* [Given task]:
Every line of the records below should be restated exactly.

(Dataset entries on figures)
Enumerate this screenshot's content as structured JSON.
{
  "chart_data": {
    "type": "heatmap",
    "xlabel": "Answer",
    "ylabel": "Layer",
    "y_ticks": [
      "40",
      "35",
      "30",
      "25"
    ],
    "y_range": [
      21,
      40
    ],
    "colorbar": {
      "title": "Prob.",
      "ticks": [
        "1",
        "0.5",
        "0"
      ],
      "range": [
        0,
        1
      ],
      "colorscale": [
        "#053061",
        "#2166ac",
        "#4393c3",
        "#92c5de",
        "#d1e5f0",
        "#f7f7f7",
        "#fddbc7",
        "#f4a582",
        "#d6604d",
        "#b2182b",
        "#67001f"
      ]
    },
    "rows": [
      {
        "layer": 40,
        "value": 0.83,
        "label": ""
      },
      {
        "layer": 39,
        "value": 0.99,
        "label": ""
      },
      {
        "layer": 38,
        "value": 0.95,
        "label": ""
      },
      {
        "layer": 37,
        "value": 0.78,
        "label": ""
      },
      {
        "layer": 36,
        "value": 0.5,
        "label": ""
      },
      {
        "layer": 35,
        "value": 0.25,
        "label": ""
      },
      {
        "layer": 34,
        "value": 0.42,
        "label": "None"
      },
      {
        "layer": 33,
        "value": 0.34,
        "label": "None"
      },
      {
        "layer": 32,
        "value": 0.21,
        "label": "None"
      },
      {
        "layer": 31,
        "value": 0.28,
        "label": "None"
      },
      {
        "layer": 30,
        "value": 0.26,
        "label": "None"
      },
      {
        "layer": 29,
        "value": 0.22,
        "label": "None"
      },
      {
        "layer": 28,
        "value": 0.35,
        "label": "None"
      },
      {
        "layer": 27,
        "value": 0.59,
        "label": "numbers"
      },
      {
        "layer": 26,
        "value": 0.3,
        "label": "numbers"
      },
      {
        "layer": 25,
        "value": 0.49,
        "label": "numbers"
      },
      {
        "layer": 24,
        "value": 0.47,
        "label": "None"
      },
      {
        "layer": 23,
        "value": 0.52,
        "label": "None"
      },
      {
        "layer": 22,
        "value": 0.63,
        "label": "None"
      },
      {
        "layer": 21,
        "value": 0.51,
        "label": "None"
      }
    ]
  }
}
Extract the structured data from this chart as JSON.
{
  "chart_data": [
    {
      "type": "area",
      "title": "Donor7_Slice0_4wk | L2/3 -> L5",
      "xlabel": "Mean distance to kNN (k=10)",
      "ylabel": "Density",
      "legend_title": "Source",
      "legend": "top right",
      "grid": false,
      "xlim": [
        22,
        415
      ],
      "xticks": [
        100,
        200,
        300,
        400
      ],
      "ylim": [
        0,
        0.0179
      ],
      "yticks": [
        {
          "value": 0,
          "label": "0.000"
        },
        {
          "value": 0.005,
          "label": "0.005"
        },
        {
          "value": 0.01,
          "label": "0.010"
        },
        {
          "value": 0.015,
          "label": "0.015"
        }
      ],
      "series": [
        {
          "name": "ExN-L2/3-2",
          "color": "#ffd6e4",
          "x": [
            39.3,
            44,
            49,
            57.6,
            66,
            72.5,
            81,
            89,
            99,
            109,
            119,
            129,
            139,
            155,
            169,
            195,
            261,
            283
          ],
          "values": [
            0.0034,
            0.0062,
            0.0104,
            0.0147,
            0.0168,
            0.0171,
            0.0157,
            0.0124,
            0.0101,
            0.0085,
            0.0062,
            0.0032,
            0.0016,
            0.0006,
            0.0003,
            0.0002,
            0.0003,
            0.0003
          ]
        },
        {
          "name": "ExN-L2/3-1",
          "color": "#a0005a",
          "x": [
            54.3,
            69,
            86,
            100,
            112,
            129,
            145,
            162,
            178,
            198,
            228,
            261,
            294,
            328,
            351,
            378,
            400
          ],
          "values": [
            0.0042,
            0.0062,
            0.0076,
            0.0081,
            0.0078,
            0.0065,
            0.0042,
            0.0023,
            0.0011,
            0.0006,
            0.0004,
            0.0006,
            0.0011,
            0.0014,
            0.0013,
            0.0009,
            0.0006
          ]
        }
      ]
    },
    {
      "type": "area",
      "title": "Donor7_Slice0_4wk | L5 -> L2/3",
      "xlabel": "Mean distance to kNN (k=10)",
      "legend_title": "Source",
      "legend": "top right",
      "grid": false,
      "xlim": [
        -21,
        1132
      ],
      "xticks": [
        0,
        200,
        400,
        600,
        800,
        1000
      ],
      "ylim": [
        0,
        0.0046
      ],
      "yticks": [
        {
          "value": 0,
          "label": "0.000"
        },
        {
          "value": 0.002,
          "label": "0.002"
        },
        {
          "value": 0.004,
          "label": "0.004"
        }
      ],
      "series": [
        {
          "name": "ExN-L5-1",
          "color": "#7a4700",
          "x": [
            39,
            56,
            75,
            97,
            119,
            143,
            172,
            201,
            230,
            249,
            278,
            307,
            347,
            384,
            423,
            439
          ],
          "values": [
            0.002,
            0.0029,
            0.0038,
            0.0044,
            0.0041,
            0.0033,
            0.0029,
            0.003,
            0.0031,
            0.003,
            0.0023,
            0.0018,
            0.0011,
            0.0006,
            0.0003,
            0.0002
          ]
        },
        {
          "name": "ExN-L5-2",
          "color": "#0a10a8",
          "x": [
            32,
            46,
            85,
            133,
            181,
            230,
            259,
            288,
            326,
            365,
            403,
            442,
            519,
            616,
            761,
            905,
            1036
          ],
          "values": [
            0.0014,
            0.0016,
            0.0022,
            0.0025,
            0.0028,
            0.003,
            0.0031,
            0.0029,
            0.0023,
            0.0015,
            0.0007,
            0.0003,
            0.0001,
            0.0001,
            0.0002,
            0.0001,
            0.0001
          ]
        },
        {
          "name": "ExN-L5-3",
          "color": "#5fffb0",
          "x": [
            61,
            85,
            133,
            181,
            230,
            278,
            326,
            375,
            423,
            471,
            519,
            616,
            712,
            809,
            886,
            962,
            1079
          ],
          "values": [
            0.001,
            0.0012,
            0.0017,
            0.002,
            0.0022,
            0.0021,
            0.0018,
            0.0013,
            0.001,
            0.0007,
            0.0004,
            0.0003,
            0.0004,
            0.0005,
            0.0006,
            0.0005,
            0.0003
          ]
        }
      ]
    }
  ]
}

* [Correct response]:
Enumerate this screenshot's content as structured JSON.
{
  "chart_data": {
    "type": "heatmap",
    "xlabel": "Answer",
    "ylabel": "Layer",
    "y_ticks": [
      "40",
      "35",
      "30",
      "25"
    ],
    "y_range": [
      21,
      40
    ],
    "colorbar": {
      "title": "Prob.",
      "ticks": [
        "1",
        "0.5",
        "0"
      ],
      "range": [
        0,
        1
      ],
      "colorscale": [
        "#053061",
        "#2166ac",
        "#4393c3",
        "#92c5de",
        "#d1e5f0",
        "#f7f7f7",
        "#fddbc7",
        "#f4a582",
        "#d6604d",
        "#b2182b",
        "#67001f"
      ]
    },
    "rows": [
      {
        "layer": 40,
        "value": 0.83,
        "label": ""
      },
      {
        "layer": 39,
        "value": 0.99,
        "label": ""
      },
      {
        "layer": 38,
        "value": 0.95,
        "label": ""
      },
      {
        "layer": 37,
        "value": 0.78,
        "label": ""
      },
      {
        "layer": 36,
        "value": 0.5,
        "label": ""
      },
      {
        "layer": 35,
        "value": 0.25,
        "label": ""
      },
      {
        "layer": 34,
        "value": 0.42,
        "label": "None"
      },
      {
        "layer": 33,
        "value": 0.34,
        "label": "None"
      },
      {
        "layer": 32,
        "value": 0.21,
        "label": "None"
      },
      {
        "layer": 31,
        "value": 0.28,
        "label": "None"
      },
      {
        "layer": 30,
        "value": 0.26,
        "label": "None"
      },
      {
        "layer": 29,
        "value": 0.22,
        "label": "None"
      },
      {
        "layer": 28,
        "value": 0.35,
        "label": "None"
      },
      {
        "layer": 27,
        "value": 0.59,
        "label": "numbers"
      },
      {
        "layer": 26,
        "value": 0.3,
        "label": "numbers"
      },
      {
        "layer": 25,
        "value": 0.49,
        "label": "numbers"
      },
      {
        "layer": 24,
        "value": 0.47,
        "label": "None"
      },
      {
        "layer": 23,
        "value": 0.52,
        "label": "None"
      },
      {
        "layer": 22,
        "value": 0.63,
        "label": "None"
      },
      {
        "layer": 21,
        "value": 0.51,
        "label": "None"
      }
    ]
  }
}
Extract the structured data from this chart as JSON.
{
  "chart_data": [
    {
      "type": "area",
      "title": "Donor7_Slice0_4wk | L2/3 -> L5",
      "xlabel": "Mean distance to kNN (k=10)",
      "ylabel": "Density",
      "legend_title": "Source",
      "legend": "top right",
      "grid": false,
      "xlim": [
        22,
        415
      ],
      "xticks": [
        100,
        200,
        300,
        400
      ],
      "ylim": [
        0,
        0.0179
      ],
      "yticks": [
        {
          "value": 0,
          "label": "0.000"
        },
        {
          "value": 0.005,
          "label": "0.005"
        },
        {
          "value": 0.01,
          "label": "0.010"
        },
        {
          "value": 0.015,
          "label": "0.015"
        }
      ],
      "series": [
        {
          "name": "ExN-L2/3-2",
          "color": "#ffd6e4",
          "x": [
            39.3,
            44,
            49,
            57.6,
            66,
            72.5,
            81,
            89,
            99,
            109,
            119,
            129,
            139,
            155,
            169,
            195,
            261,
            283
          ],
          "values": [
            0.0034,
            0.0062,
            0.0104,
            0.0147,
            0.0168,
            0.0171,
            0.0157,
            0.0124,
            0.0101,
            0.0085,
            0.0062,
            0.0032,
            0.0016,
            0.0006,
            0.0003,
            0.0002,
            0.0003,
            0.0003
          ]
        },
        {
          "name": "ExN-L2/3-1",
          "color": "#a0005a",
          "x": [
            54.3,
            69,
            86,
            100,
            112,
            129,
            145,
            162,
            178,
            198,
            228,
            261,
            294,
            328,
            351,
            378,
            400
          ],
          "values": [
            0.0042,
            0.0062,
            0.0076,
            0.0081,
            0.0078,
            0.0065,
            0.0042,
            0.0023,
            0.0011,
            0.0006,
            0.0004,
            0.0006,
            0.0011,
            0.0014,
            0.0013,
            0.0009,
            0.0006
          ]
        }
      ]
    },
    {
      "type": "area",
      "title": "Donor7_Slice0_4wk | L5 -> L2/3",
      "xlabel": "Mean distance to kNN (k=10)",
      "legend_title": "Source",
      "legend": "top right",
      "grid": false,
      "xlim": [
        -21,
        1132
      ],
      "xticks": [
        0,
        200,
        400,
        600,
        800,
        1000
      ],
      "ylim": [
        0,
        0.0046
      ],
      "yticks": [
        {
          "value": 0,
          "label": "0.000"
        },
        {
          "value": 0.002,
          "label": "0.002"
        },
        {
          "value": 0.004,
          "label": "0.004"
        }
      ],
      "series": [
        {
          "name": "ExN-L5-1",
          "color": "#7a4700",
          "x": [
            39,
            56,
            75,
            97,
            119,
            143,
            172,
            201,
            230,
            249,
            278,
            307,
            347,
            384,
            423,
            439
          ],
          "values": [
            0.002,
            0.0029,
            0.0038,
            0.0044,
            0.0041,
            0.0033,
            0.0029,
            0.003,
            0.0031,
            0.003,
            0.0023,
            0.0018,
            0.0011,
            0.0006,
            0.0003,
            0.0002
          ]
        },
        {
          "name": "ExN-L5-2",
          "color": "#0a10a8",
          "x": [
            32,
            46,
            85,
            133,
            181,
            230,
            259,
            288,
            326,
            365,
            403,
            442,
            519,
            616,
            761,
            905,
            1036
          ],
          "values": [
            0.0014,
            0.0016,
            0.0022,
            0.0025,
            0.0028,
            0.003,
            0.0031,
            0.0029,
            0.0023,
            0.0015,
            0.0007,
            0.0003,
            0.0001,
            0.0001,
            0.0002,
            0.0001,
            0.0001
          ]
        },
        {
          "name": "ExN-L5-3",
          "color": "#5fffb0",
          "x": [
            61,
            85,
            133,
            181,
            230,
            278,
            326,
            375,
            423,
            471,
            519,
            616,
            712,
            809,
            886,
            962,
            1079
          ],
          "values": [
            0.001,
            0.0012,
            0.0017,
            0.002,
            0.0022,
            0.0021,
            0.0018,
            0.0013,
            0.001,
            0.0007,
            0.0004,
            0.0003,
            0.0004,
            0.0005,
            0.0006,
            0.0005,
            0.0003
          ]
        }
      ]
    }
  ]
}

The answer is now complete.